Work to be completed |
Each line of the data that includes the string "this" is to be copied out.

(Extracted records)
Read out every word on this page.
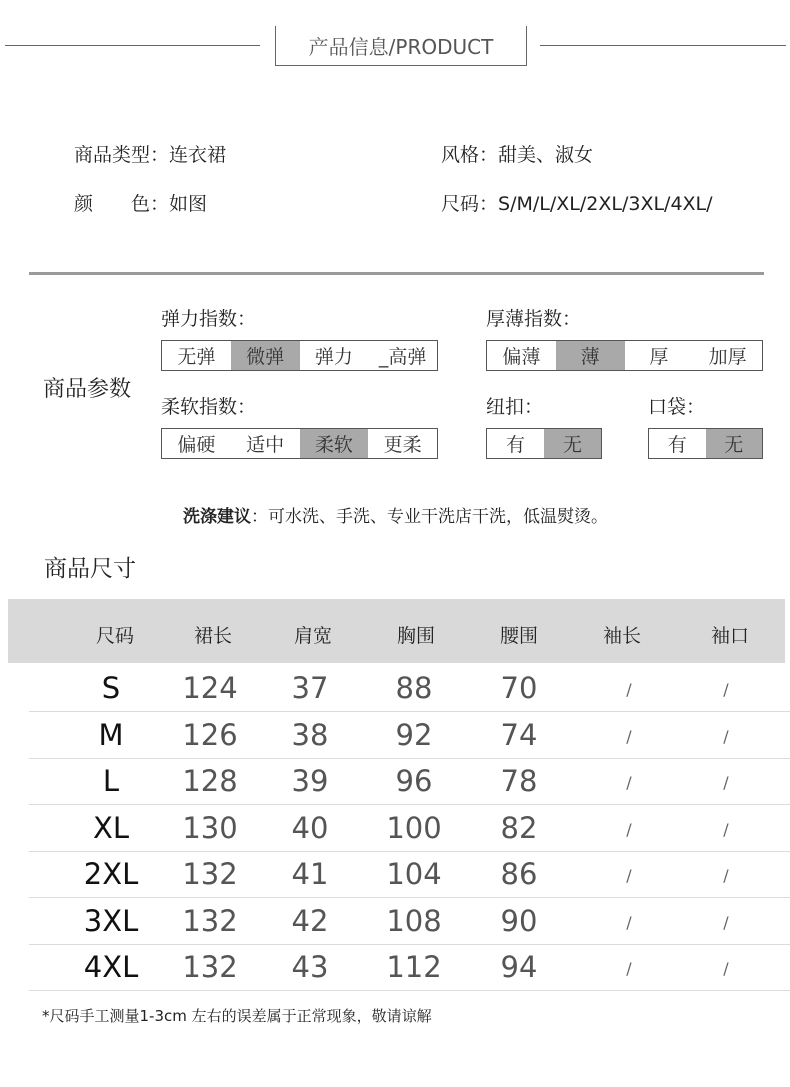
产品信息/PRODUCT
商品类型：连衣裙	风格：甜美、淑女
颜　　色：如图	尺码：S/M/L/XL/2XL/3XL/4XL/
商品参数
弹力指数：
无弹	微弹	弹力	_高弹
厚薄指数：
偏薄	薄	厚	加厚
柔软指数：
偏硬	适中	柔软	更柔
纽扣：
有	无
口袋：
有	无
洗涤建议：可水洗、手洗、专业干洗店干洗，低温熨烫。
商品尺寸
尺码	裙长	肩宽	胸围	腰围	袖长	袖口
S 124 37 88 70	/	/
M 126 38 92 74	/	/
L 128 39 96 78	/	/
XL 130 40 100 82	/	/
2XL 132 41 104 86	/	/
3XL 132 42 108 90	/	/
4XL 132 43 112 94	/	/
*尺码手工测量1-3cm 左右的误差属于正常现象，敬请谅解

...

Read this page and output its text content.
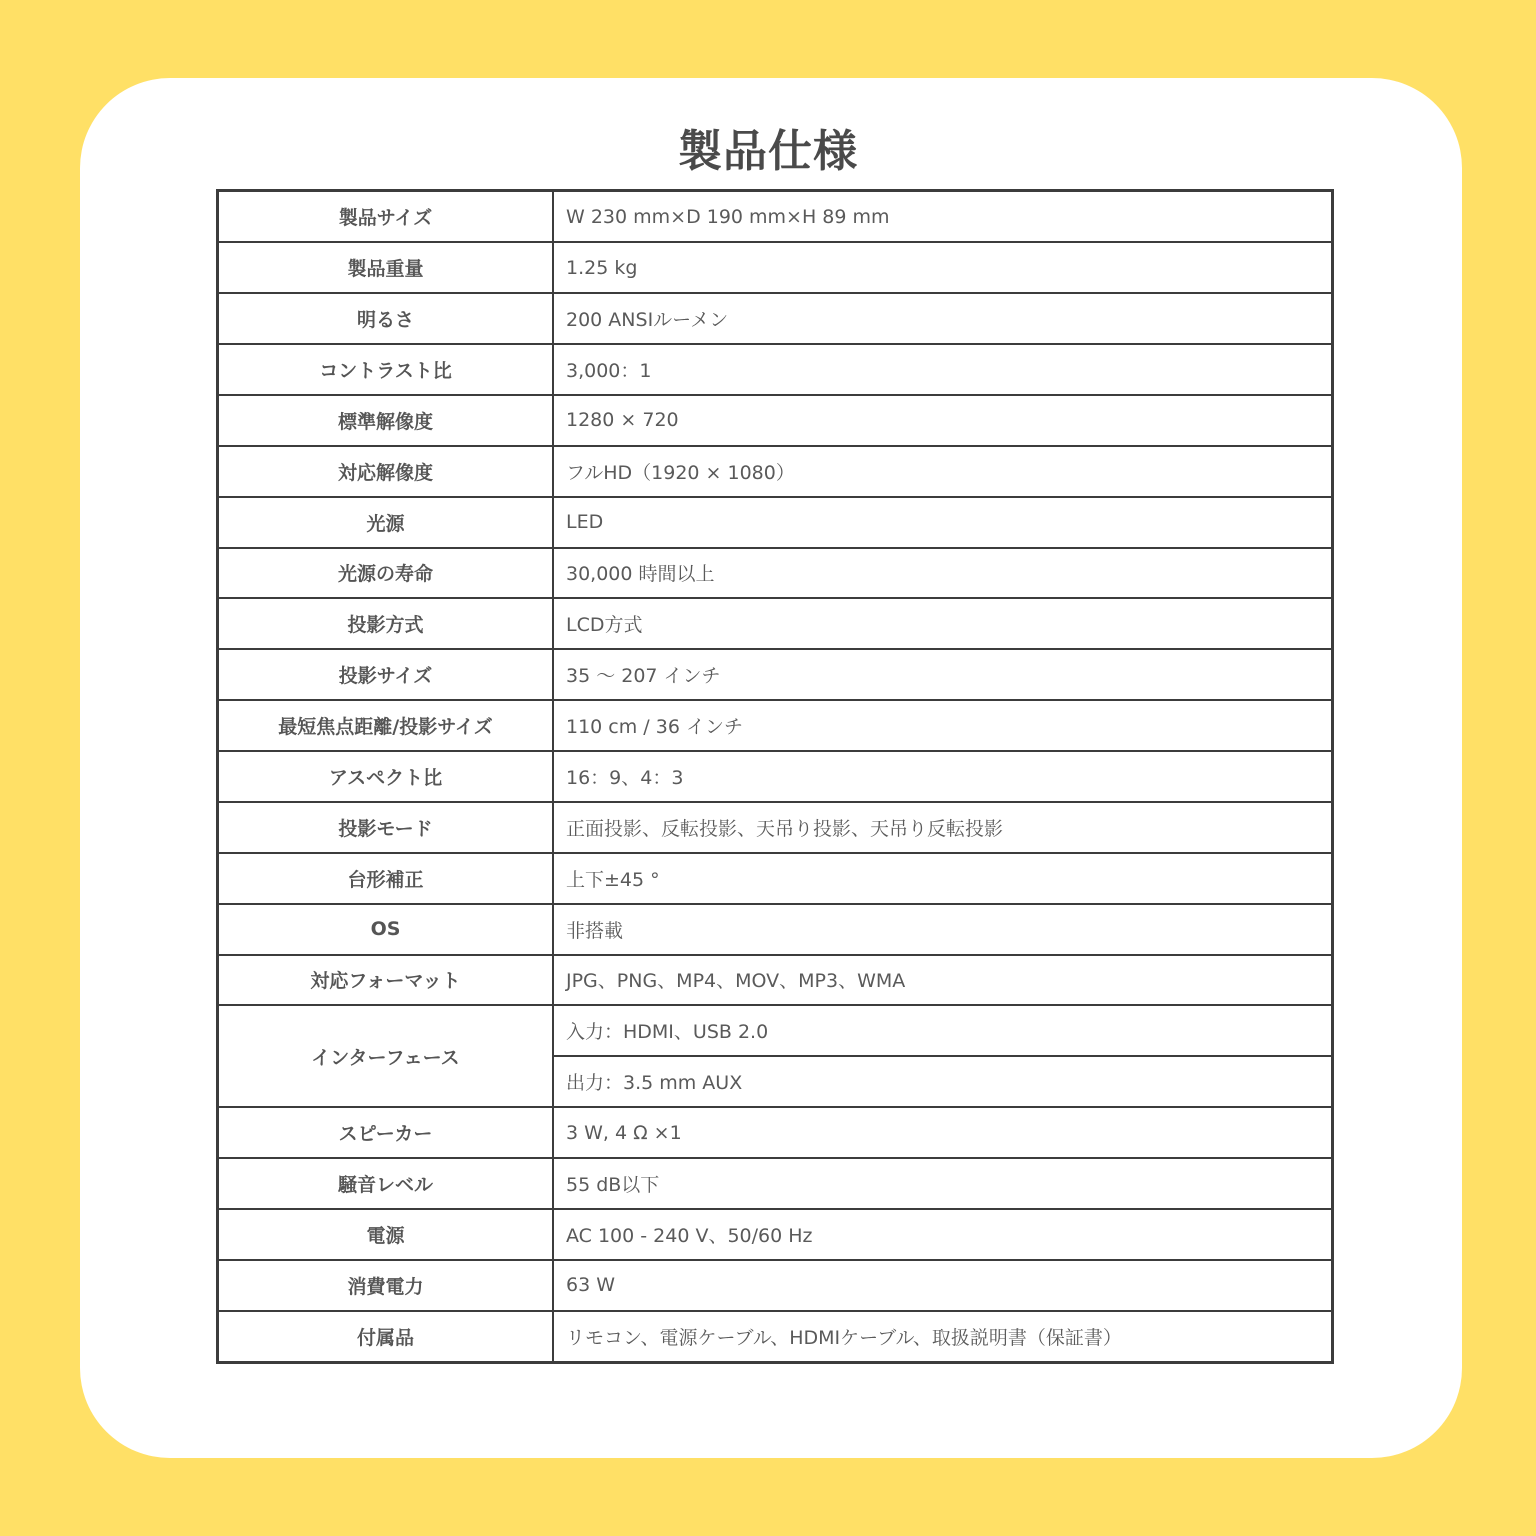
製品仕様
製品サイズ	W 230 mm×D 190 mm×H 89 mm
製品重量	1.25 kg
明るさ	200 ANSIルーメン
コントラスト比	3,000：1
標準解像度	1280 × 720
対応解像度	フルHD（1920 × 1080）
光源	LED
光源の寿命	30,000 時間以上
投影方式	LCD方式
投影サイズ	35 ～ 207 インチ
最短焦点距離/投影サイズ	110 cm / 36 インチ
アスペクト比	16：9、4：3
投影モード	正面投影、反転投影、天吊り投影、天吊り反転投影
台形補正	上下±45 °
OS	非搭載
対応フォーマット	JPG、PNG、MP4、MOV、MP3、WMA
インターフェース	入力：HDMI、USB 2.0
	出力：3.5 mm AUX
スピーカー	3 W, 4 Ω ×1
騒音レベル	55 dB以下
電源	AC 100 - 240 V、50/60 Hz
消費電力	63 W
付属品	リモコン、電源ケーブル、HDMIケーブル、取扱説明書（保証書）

Reply |
Read out every word on this page.
Read this page and output its text content.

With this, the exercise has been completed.